**What is required:**
Copy every record below, exactly as written.

**Material shown:**

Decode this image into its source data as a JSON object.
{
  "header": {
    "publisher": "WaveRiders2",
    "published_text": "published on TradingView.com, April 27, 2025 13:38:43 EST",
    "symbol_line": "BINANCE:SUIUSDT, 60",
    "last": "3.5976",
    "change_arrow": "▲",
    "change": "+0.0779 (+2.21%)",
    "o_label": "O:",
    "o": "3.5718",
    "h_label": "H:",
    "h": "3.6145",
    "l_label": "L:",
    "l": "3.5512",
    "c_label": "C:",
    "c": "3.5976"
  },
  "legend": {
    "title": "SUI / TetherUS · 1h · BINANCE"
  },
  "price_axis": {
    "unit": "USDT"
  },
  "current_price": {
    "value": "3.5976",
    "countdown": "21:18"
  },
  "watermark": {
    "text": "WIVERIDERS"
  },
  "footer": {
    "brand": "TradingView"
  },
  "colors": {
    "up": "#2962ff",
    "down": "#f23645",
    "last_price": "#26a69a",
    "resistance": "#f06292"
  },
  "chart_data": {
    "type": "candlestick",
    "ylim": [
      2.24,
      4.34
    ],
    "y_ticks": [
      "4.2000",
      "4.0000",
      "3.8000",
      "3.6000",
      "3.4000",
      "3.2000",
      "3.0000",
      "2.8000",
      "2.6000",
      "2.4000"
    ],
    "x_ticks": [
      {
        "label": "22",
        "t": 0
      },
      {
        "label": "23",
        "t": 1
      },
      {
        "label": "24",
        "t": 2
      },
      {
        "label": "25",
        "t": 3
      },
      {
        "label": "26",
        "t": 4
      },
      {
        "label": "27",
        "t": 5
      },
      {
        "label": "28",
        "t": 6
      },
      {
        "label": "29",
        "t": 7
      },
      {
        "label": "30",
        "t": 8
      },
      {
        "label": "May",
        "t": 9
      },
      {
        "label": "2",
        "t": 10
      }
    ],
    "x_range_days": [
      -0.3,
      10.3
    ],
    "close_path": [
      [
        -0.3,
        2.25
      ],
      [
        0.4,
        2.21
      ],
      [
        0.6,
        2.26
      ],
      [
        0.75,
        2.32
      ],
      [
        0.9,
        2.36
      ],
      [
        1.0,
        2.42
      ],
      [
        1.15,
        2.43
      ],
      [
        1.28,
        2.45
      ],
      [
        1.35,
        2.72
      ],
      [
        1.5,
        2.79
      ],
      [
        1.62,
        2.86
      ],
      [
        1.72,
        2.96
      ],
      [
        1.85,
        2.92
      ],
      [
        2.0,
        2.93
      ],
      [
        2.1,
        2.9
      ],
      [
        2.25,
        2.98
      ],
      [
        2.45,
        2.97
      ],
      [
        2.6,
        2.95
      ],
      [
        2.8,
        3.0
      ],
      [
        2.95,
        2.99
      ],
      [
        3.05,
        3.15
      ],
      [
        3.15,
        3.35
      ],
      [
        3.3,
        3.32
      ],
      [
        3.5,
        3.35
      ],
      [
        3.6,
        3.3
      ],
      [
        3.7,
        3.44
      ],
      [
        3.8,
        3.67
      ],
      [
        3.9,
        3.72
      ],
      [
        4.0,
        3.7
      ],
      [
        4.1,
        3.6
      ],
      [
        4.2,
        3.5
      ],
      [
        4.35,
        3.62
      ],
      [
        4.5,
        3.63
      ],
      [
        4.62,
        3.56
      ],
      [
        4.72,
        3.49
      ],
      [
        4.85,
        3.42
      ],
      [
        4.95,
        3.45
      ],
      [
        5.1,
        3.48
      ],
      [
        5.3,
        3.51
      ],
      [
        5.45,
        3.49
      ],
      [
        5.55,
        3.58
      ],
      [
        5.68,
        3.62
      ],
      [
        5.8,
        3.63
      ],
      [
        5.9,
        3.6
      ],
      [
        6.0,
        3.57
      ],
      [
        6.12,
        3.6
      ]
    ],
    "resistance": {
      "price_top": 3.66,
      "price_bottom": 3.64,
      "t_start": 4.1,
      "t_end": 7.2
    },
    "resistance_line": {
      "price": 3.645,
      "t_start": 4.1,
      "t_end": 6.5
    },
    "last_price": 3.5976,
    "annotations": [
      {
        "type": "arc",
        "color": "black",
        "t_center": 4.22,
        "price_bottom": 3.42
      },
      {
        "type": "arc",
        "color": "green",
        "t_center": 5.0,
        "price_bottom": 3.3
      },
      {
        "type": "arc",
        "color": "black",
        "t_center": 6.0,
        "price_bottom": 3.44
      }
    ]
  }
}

**Full solution:**
Decode this image into its source data as a JSON object.
{
  "header": {
    "publisher": "WaveRiders2",
    "published_text": "published on TradingView.com, April 27, 2025 13:38:43 EST",
    "symbol_line": "BINANCE:SUIUSDT, 60",
    "last": "3.5976",
    "change_arrow": "▲",
    "change": "+0.0779 (+2.21%)",
    "o_label": "O:",
    "o": "3.5718",
    "h_label": "H:",
    "h": "3.6145",
    "l_label": "L:",
    "l": "3.5512",
    "c_label": "C:",
    "c": "3.5976"
  },
  "legend": {
    "title": "SUI / TetherUS · 1h · BINANCE"
  },
  "price_axis": {
    "unit": "USDT"
  },
  "current_price": {
    "value": "3.5976",
    "countdown": "21:18"
  },
  "watermark": {
    "text": "WIVERIDERS"
  },
  "footer": {
    "brand": "TradingView"
  },
  "colors": {
    "up": "#2962ff",
    "down": "#f23645",
    "last_price": "#26a69a",
    "resistance": "#f06292"
  },
  "chart_data": {
    "type": "candlestick",
    "ylim": [
      2.24,
      4.34
    ],
    "y_ticks": [
      "4.2000",
      "4.0000",
      "3.8000",
      "3.6000",
      "3.4000",
      "3.2000",
      "3.0000",
      "2.8000",
      "2.6000",
      "2.4000"
    ],
    "x_ticks": [
      {
        "label": "22",
        "t": 0
      },
      {
        "label": "23",
        "t": 1
      },
      {
        "label": "24",
        "t": 2
      },
      {
        "label": "25",
        "t": 3
      },
      {
        "label": "26",
        "t": 4
      },
      {
        "label": "27",
        "t": 5
      },
      {
        "label": "28",
        "t": 6
      },
      {
        "label": "29",
        "t": 7
      },
      {
        "label": "30",
        "t": 8
      },
      {
        "label": "May",
        "t": 9
      },
      {
        "label": "2",
        "t": 10
      }
    ],
    "x_range_days": [
      -0.3,
      10.3
    ],
    "close_path": [
      [
        -0.3,
        2.25
      ],
      [
        0.4,
        2.21
      ],
      [
        0.6,
        2.26
      ],
      [
        0.75,
        2.32
      ],
      [
        0.9,
        2.36
      ],
      [
        1.0,
        2.42
      ],
      [
        1.15,
        2.43
      ],
      [
        1.28,
        2.45
      ],
      [
        1.35,
        2.72
      ],
      [
        1.5,
        2.79
      ],
      [
        1.62,
        2.86
      ],
      [
        1.72,
        2.96
      ],
      [
        1.85,
        2.92
      ],
      [
        2.0,
        2.93
      ],
      [
        2.1,
        2.9
      ],
      [
        2.25,
        2.98
      ],
      [
        2.45,
        2.97
      ],
      [
        2.6,
        2.95
      ],
      [
        2.8,
        3.0
      ],
      [
        2.95,
        2.99
      ],
      [
        3.05,
        3.15
      ],
      [
        3.15,
        3.35
      ],
      [
        3.3,
        3.32
      ],
      [
        3.5,
        3.35
      ],
      [
        3.6,
        3.3
      ],
      [
        3.7,
        3.44
      ],
      [
        3.8,
        3.67
      ],
      [
        3.9,
        3.72
      ],
      [
        4.0,
        3.7
      ],
      [
        4.1,
        3.6
      ],
      [
        4.2,
        3.5
      ],
      [
        4.35,
        3.62
      ],
      [
        4.5,
        3.63
      ],
      [
        4.62,
        3.56
      ],
      [
        4.72,
        3.49
      ],
      [
        4.85,
        3.42
      ],
      [
        4.95,
        3.45
      ],
      [
        5.1,
        3.48
      ],
      [
        5.3,
        3.51
      ],
      [
        5.45,
        3.49
      ],
      [
        5.55,
        3.58
      ],
      [
        5.68,
        3.62
      ],
      [
        5.8,
        3.63
      ],
      [
        5.9,
        3.6
      ],
      [
        6.0,
        3.57
      ],
      [
        6.12,
        3.6
      ]
    ],
    "resistance": {
      "price_top": 3.66,
      "price_bottom": 3.64,
      "t_start": 4.1,
      "t_end": 7.2
    },
    "resistance_line": {
      "price": 3.645,
      "t_start": 4.1,
      "t_end": 6.5
    },
    "last_price": 3.5976,
    "annotations": [
      {
        "type": "arc",
        "color": "black",
        "t_center": 4.22,
        "price_bottom": 3.42
      },
      {
        "type": "arc",
        "color": "green",
        "t_center": 5.0,
        "price_bottom": 3.3
      },
      {
        "type": "arc",
        "color": "black",
        "t_center": 6.0,
        "price_bottom": 3.44
      }
    ]
  }
}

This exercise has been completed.